==== Stored records

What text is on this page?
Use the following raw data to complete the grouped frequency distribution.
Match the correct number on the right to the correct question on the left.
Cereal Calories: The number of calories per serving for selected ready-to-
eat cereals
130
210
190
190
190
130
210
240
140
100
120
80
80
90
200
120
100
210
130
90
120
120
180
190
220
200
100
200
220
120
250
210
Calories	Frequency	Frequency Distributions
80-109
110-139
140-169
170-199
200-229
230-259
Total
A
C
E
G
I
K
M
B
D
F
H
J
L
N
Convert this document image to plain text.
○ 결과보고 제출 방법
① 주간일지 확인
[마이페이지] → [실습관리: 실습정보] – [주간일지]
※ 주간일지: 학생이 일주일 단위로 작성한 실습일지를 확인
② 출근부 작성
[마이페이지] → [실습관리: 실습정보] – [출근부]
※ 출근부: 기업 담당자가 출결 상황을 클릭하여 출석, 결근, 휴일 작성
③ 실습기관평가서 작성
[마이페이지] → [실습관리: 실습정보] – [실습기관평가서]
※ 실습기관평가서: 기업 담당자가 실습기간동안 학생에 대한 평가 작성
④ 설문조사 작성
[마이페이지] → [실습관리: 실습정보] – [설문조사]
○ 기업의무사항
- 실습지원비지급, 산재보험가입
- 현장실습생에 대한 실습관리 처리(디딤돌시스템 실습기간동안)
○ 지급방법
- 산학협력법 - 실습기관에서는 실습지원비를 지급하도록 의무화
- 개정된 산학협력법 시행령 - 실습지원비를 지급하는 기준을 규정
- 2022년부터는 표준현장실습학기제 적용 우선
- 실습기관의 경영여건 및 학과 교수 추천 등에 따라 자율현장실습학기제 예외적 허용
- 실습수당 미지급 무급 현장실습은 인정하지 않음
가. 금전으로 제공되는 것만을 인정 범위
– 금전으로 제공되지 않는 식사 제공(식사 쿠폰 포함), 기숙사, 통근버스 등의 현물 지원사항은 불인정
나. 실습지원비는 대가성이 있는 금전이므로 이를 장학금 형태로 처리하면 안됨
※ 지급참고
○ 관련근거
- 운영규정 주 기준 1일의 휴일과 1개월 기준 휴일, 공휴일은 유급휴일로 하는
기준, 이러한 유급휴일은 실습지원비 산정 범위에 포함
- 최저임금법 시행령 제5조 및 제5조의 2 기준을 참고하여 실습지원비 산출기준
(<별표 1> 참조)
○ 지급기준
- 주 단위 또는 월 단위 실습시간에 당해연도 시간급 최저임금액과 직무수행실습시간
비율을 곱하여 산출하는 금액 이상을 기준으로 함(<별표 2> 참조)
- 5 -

========

**Problem to solve**
Nothing should be changed: write out all of the data as is.

**Exercise response**
What text is on this page?
Use the following raw data to complete the grouped frequency distribution.
Match the correct number on the right to the correct question on the left.
Cereal Calories: The number of calories per serving for selected ready-to-
eat cereals
130
210
190
190
190
130
210
240
140
100
120
80
80
90
200
120
100
210
130
90
120
120
180
190
220
200
100
200
220
120
250
210
Calories	Frequency	Frequency Distributions
80-109
110-139
140-169
170-199
200-229
230-259
Total
A
C
E
G
I
K
M
B
D
F
H
J
L
N
Convert this document image to plain text.
○ 결과보고 제출 방법
① 주간일지 확인
[마이페이지] → [실습관리: 실습정보] – [주간일지]
※ 주간일지: 학생이 일주일 단위로 작성한 실습일지를 확인
② 출근부 작성
[마이페이지] → [실습관리: 실습정보] – [출근부]
※ 출근부: 기업 담당자가 출결 상황을 클릭하여 출석, 결근, 휴일 작성
③ 실습기관평가서 작성
[마이페이지] → [실습관리: 실습정보] – [실습기관평가서]
※ 실습기관평가서: 기업 담당자가 실습기간동안 학생에 대한 평가 작성
④ 설문조사 작성
[마이페이지] → [실습관리: 실습정보] – [설문조사]
○ 기업의무사항
- 실습지원비지급, 산재보험가입
- 현장실습생에 대한 실습관리 처리(디딤돌시스템 실습기간동안)
○ 지급방법
- 산학협력법 - 실습기관에서는 실습지원비를 지급하도록 의무화
- 개정된 산학협력법 시행령 - 실습지원비를 지급하는 기준을 규정
- 2022년부터는 표준현장실습학기제 적용 우선
- 실습기관의 경영여건 및 학과 교수 추천 등에 따라 자율현장실습학기제 예외적 허용
- 실습수당 미지급 무급 현장실습은 인정하지 않음
가. 금전으로 제공되는 것만을 인정 범위
– 금전으로 제공되지 않는 식사 제공(식사 쿠폰 포함), 기숙사, 통근버스 등의 현물 지원사항은 불인정
나. 실습지원비는 대가성이 있는 금전이므로 이를 장학금 형태로 처리하면 안됨
※ 지급참고
○ 관련근거
- 운영규정 주 기준 1일의 휴일과 1개월 기준 휴일, 공휴일은 유급휴일로 하는
기준, 이러한 유급휴일은 실습지원비 산정 범위에 포함
- 최저임금법 시행령 제5조 및 제5조의 2 기준을 참고하여 실습지원비 산출기준
(<별표 1> 참조)
○ 지급기준
- 주 단위 또는 월 단위 실습시간에 당해연도 시간급 최저임금액과 직무수행실습시간
비율을 곱하여 산출하는 금액 이상을 기준으로 함(<별표 2> 참조)
- 5 -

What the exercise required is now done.